— START STORED DATA —
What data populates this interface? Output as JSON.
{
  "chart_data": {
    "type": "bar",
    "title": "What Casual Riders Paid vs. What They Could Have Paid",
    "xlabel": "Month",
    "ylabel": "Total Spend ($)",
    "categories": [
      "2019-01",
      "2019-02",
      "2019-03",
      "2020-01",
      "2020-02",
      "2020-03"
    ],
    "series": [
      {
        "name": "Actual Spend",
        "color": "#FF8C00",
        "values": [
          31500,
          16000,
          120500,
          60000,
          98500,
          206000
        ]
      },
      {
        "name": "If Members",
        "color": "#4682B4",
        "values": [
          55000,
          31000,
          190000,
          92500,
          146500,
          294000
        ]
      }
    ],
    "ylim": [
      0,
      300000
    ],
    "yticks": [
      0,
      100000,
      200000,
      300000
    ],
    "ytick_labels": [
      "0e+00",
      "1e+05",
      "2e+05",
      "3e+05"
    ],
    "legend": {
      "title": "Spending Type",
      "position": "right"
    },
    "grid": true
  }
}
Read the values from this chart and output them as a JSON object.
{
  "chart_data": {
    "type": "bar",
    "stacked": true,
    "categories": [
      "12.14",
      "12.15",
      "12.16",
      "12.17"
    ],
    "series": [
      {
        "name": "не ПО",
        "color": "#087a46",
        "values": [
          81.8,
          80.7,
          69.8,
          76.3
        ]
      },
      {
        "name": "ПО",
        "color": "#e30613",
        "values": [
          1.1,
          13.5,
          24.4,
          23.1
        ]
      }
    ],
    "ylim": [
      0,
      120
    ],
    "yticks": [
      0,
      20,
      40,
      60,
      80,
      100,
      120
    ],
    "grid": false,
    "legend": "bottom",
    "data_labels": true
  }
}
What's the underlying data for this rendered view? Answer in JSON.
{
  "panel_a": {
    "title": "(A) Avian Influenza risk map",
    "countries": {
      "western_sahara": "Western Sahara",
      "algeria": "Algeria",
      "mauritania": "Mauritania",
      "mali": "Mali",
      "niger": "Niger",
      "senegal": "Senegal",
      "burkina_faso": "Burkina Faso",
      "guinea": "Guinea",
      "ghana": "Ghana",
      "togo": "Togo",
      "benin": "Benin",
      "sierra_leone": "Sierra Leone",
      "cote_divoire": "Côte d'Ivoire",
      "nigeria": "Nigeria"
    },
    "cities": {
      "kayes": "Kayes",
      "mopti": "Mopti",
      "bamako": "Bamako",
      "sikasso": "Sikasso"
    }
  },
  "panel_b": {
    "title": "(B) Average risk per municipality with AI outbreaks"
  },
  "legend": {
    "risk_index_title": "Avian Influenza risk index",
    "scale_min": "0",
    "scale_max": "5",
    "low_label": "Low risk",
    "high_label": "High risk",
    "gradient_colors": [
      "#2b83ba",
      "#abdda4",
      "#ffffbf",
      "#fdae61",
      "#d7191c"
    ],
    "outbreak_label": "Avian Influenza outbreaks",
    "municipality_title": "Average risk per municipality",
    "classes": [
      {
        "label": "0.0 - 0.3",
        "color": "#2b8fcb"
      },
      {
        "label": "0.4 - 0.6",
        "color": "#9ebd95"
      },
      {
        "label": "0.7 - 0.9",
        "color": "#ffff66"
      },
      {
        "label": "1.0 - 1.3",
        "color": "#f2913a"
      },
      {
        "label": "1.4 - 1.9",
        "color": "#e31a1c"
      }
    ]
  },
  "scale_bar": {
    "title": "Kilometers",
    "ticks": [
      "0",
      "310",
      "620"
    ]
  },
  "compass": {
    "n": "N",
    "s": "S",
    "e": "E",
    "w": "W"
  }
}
— END STORED DATA —
[CHALLENGE]
Each line of the material should be duplicated exactly, please.

[ANSWER BELOW]
What data populates this interface? Output as JSON.
{
  "chart_data": {
    "type": "bar",
    "title": "What Casual Riders Paid vs. What They Could Have Paid",
    "xlabel": "Month",
    "ylabel": "Total Spend ($)",
    "categories": [
      "2019-01",
      "2019-02",
      "2019-03",
      "2020-01",
      "2020-02",
      "2020-03"
    ],
    "series": [
      {
        "name": "Actual Spend",
        "color": "#FF8C00",
        "values": [
          31500,
          16000,
          120500,
          60000,
          98500,
          206000
        ]
      },
      {
        "name": "If Members",
        "color": "#4682B4",
        "values": [
          55000,
          31000,
          190000,
          92500,
          146500,
          294000
        ]
      }
    ],
    "ylim": [
      0,
      300000
    ],
    "yticks": [
      0,
      100000,
      200000,
      300000
    ],
    "ytick_labels": [
      "0e+00",
      "1e+05",
      "2e+05",
      "3e+05"
    ],
    "legend": {
      "title": "Spending Type",
      "position": "right"
    },
    "grid": true
  }
}
Read the values from this chart and output them as a JSON object.
{
  "chart_data": {
    "type": "bar",
    "stacked": true,
    "categories": [
      "12.14",
      "12.15",
      "12.16",
      "12.17"
    ],
    "series": [
      {
        "name": "не ПО",
        "color": "#087a46",
        "values": [
          81.8,
          80.7,
          69.8,
          76.3
        ]
      },
      {
        "name": "ПО",
        "color": "#e30613",
        "values": [
          1.1,
          13.5,
          24.4,
          23.1
        ]
      }
    ],
    "ylim": [
      0,
      120
    ],
    "yticks": [
      0,
      20,
      40,
      60,
      80,
      100,
      120
    ],
    "grid": false,
    "legend": "bottom",
    "data_labels": true
  }
}
What's the underlying data for this rendered view? Answer in JSON.
{
  "panel_a": {
    "title": "(A) Avian Influenza risk map",
    "countries": {
      "western_sahara": "Western Sahara",
      "algeria": "Algeria",
      "mauritania": "Mauritania",
      "mali": "Mali",
      "niger": "Niger",
      "senegal": "Senegal",
      "burkina_faso": "Burkina Faso",
      "guinea": "Guinea",
      "ghana": "Ghana",
      "togo": "Togo",
      "benin": "Benin",
      "sierra_leone": "Sierra Leone",
      "cote_divoire": "Côte d'Ivoire",
      "nigeria": "Nigeria"
    },
    "cities": {
      "kayes": "Kayes",
      "mopti": "Mopti",
      "bamako": "Bamako",
      "sikasso": "Sikasso"
    }
  },
  "panel_b": {
    "title": "(B) Average risk per municipality with AI outbreaks"
  },
  "legend": {
    "risk_index_title": "Avian Influenza risk index",
    "scale_min": "0",
    "scale_max": "5",
    "low_label": "Low risk",
    "high_label": "High risk",
    "gradient_colors": [
      "#2b83ba",
      "#abdda4",
      "#ffffbf",
      "#fdae61",
      "#d7191c"
    ],
    "outbreak_label": "Avian Influenza outbreaks",
    "municipality_title": "Average risk per municipality",
    "classes": [
      {
        "label": "0.0 - 0.3",
        "color": "#2b8fcb"
      },
      {
        "label": "0.4 - 0.6",
        "color": "#9ebd95"
      },
      {
        "label": "0.7 - 0.9",
        "color": "#ffff66"
      },
      {
        "label": "1.0 - 1.3",
        "color": "#f2913a"
      },
      {
        "label": "1.4 - 1.9",
        "color": "#e31a1c"
      }
    ]
  },
  "scale_bar": {
    "title": "Kilometers",
    "ticks": [
      "0",
      "310",
      "620"
    ]
  },
  "compass": {
    "n": "N",
    "s": "S",
    "e": "E",
    "w": "W"
  }
}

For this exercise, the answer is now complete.